= What is required =
Which lines contain the string "performance"? Please list every one of them.

[Rows from a dataset]
# # # #
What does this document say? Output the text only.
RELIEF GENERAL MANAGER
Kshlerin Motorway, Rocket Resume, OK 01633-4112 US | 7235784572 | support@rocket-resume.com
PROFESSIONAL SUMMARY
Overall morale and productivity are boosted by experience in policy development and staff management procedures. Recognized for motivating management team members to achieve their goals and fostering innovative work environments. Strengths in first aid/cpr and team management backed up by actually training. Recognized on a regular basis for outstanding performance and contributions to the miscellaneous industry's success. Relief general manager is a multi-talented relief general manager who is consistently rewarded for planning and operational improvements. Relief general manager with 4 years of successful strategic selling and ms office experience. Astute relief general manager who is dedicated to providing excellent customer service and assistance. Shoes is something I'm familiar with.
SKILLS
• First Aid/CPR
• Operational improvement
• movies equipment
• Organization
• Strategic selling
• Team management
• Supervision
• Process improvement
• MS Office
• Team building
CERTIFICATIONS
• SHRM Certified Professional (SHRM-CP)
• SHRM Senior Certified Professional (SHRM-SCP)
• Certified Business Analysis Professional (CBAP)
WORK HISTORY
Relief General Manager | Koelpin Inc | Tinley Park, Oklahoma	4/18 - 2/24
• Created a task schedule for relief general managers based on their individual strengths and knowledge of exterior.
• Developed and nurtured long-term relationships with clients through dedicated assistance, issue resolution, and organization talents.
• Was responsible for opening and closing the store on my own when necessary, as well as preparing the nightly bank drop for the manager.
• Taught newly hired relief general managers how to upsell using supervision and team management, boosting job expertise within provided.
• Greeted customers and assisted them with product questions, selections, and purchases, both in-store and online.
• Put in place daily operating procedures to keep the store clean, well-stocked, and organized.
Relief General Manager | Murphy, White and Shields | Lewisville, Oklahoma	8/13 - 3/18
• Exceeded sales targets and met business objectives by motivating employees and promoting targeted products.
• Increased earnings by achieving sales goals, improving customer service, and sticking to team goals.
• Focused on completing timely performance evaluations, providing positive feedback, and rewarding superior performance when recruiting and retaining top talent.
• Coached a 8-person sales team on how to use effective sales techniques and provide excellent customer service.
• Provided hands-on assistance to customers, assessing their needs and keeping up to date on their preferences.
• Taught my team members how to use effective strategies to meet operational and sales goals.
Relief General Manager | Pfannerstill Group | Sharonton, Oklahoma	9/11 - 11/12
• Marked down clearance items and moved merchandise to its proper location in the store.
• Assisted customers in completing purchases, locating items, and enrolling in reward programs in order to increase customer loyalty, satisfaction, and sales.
# # # #
= Task output =
Overall morale and productivity are boosted by experience in policy development and staff management procedures. Recognized for motivating management team members to achieve their goals and fostering innovative work environments. Strengths in first aid/cpr and team management backed up by actually training. Recognized on a regular basis for outstanding performance and contributions to the miscellaneous industry's success. Relief general manager is a multi-talented relief general manager who is consistently rewarded for planning and operational improvements. Relief general manager with 4 years of successful strategic selling and ms office experience. Astute relief general manager who is dedicated to providing excellent customer service and assistance. Shoes is something I'm familiar with.
• Focused on completing timely performance evaluations, providing positive feedback, and rewarding superior performance when recruiting and retaining top talent.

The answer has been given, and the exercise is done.